Clean Cartier Edition: 1985 Lincoln Town Car

Disclosure: This site may receive compensation from some link clicks and purchases.

Here’s a car you used to see everywhere but is now surprisingly hard to find. In general, the Lincoln Town Car appears to have disappeared from the road, especially the first generation models like this one. This particular example is a 1985 Cartier edition model and it appears to be in excellent condition for an unrestored car. The Town Car was Lincoln’s bread-and-butter entry for many years, and perhaps there’s no clearer sign of the generational shift that’s happening than the fact that you don’t see very many of these still serving as daily drivers. Find this Town Car here on eBay for $5,500 or best offer.

Like so many other legendary Ford products of the 1980s, the Town Car was built atop the Panther platform. This chassis underpinned numerous models across the Ford, Lincoln, and Mercury lineups, and proved itself to be durable and versatile. The Panther platform was not only versatile but helped to address numerous other challenges when it came to building Ford’s larger sedan lineup, from reducing curb weights to improving handling characteristics. It’s no surprise that so many police departments depended on the Crown Victoria for so many years as there had never before been such an ideal combination of interior space, V8 power, and respectable handling.

Entries supplied |
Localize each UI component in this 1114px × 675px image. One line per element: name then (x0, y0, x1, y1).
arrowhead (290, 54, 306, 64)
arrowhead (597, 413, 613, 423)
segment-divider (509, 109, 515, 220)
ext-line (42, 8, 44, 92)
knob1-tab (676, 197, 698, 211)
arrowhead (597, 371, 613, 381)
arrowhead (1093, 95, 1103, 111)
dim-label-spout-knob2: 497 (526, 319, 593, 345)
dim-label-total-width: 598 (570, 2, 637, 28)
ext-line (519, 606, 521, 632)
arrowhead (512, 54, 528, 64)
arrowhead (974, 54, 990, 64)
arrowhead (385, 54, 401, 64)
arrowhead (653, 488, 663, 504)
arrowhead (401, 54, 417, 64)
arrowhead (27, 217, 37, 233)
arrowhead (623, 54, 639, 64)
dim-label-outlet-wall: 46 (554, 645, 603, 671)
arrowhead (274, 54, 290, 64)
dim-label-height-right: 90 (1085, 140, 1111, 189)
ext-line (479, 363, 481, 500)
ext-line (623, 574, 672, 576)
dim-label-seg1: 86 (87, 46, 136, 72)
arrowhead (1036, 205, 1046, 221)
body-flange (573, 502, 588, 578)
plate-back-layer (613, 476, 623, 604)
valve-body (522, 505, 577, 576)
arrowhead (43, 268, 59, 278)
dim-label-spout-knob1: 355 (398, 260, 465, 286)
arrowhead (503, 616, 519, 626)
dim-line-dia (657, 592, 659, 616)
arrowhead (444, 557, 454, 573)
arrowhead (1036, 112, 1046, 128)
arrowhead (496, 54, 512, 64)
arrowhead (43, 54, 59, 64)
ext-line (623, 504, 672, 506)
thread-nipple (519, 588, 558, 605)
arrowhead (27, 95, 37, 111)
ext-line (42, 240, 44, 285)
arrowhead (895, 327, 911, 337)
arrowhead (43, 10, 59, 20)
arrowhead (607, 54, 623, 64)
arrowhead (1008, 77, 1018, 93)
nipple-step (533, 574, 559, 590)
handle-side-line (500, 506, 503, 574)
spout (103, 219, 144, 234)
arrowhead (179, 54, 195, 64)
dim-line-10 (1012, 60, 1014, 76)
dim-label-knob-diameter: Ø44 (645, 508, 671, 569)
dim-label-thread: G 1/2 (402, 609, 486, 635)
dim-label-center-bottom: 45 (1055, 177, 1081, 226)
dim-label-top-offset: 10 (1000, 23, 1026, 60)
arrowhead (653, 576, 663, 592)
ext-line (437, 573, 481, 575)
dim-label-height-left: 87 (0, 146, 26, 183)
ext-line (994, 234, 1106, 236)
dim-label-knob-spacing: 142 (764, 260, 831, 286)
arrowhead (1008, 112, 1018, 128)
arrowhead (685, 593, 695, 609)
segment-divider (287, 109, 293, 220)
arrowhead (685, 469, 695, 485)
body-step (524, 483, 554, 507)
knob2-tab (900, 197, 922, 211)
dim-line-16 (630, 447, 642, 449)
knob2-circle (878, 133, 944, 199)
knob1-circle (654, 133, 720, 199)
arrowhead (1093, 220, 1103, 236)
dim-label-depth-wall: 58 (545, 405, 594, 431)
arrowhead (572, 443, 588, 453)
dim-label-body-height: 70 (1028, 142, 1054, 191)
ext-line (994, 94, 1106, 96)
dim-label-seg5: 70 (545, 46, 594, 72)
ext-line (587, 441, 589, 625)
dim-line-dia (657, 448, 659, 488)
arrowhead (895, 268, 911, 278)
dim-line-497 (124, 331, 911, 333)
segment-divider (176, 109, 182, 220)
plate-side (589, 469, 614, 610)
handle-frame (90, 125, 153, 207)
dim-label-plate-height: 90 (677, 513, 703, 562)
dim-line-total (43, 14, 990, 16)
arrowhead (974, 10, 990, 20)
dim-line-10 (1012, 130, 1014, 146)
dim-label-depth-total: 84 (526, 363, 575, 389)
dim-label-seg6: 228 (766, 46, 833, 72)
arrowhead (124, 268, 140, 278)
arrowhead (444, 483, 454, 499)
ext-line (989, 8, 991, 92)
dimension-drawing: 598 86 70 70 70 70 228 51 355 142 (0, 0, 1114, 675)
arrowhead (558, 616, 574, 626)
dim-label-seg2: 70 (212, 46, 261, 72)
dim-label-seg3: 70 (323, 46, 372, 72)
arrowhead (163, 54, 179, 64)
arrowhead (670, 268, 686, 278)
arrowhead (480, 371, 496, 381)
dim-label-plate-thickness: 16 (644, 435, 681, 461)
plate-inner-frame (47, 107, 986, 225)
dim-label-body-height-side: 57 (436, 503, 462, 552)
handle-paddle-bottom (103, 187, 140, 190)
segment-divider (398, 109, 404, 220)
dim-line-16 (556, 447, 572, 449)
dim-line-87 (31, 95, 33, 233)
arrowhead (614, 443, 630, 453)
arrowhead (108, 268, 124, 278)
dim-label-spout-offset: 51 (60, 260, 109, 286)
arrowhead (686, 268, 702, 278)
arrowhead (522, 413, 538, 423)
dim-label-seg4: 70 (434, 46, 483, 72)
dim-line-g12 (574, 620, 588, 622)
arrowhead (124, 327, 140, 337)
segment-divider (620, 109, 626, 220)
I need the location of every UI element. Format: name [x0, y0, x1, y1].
* * *
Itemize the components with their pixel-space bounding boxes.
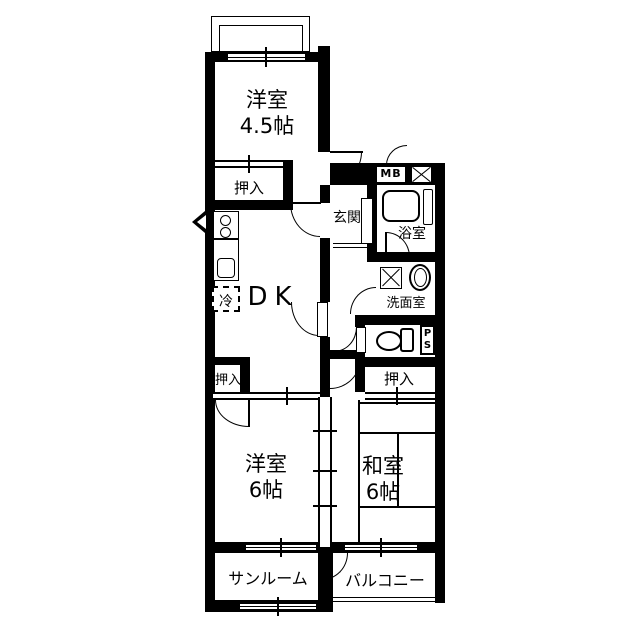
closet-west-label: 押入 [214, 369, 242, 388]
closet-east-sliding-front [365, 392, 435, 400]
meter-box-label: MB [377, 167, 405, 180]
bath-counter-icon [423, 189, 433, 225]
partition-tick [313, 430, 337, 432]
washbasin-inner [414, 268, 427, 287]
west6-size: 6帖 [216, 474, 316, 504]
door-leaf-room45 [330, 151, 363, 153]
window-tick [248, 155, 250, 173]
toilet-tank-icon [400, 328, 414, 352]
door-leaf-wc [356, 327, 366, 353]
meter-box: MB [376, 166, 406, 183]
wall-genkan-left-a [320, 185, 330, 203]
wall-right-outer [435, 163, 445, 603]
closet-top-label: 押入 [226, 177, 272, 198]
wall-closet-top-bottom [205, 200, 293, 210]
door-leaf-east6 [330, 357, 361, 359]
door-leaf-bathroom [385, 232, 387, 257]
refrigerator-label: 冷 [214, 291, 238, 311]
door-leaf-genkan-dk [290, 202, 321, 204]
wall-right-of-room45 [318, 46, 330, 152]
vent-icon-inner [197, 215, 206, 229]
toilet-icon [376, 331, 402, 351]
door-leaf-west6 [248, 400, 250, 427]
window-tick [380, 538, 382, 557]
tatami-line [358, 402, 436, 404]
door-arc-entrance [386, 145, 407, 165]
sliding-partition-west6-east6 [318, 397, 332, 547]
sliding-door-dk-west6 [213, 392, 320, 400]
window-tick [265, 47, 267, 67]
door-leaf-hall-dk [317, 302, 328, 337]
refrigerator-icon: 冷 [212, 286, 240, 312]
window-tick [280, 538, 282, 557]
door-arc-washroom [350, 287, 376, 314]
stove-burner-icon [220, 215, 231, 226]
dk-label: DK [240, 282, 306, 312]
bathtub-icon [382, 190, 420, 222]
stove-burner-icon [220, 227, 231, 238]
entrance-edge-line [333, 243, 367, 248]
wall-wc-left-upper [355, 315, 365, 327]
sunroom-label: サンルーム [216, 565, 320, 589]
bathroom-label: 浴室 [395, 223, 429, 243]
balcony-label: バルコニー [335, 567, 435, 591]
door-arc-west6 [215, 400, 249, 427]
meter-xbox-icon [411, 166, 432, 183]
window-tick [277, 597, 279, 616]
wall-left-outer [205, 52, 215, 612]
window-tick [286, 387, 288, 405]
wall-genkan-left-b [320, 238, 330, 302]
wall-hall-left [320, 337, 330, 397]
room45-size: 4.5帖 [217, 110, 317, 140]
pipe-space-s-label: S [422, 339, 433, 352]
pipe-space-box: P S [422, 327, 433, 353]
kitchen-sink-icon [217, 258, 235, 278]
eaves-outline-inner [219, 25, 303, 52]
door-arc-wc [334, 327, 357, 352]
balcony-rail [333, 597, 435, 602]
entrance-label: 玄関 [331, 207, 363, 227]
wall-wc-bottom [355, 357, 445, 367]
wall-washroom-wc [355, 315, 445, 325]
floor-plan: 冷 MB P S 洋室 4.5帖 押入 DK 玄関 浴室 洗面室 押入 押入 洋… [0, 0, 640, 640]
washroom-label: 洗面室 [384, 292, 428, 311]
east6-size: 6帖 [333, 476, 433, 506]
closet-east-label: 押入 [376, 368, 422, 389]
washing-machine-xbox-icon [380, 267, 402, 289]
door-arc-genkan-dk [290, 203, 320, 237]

Job | According to the Town Car article, what is the asking price for the car on eBay? The lines aren't needed for this.

Reply to the task | $5,500 or best offer.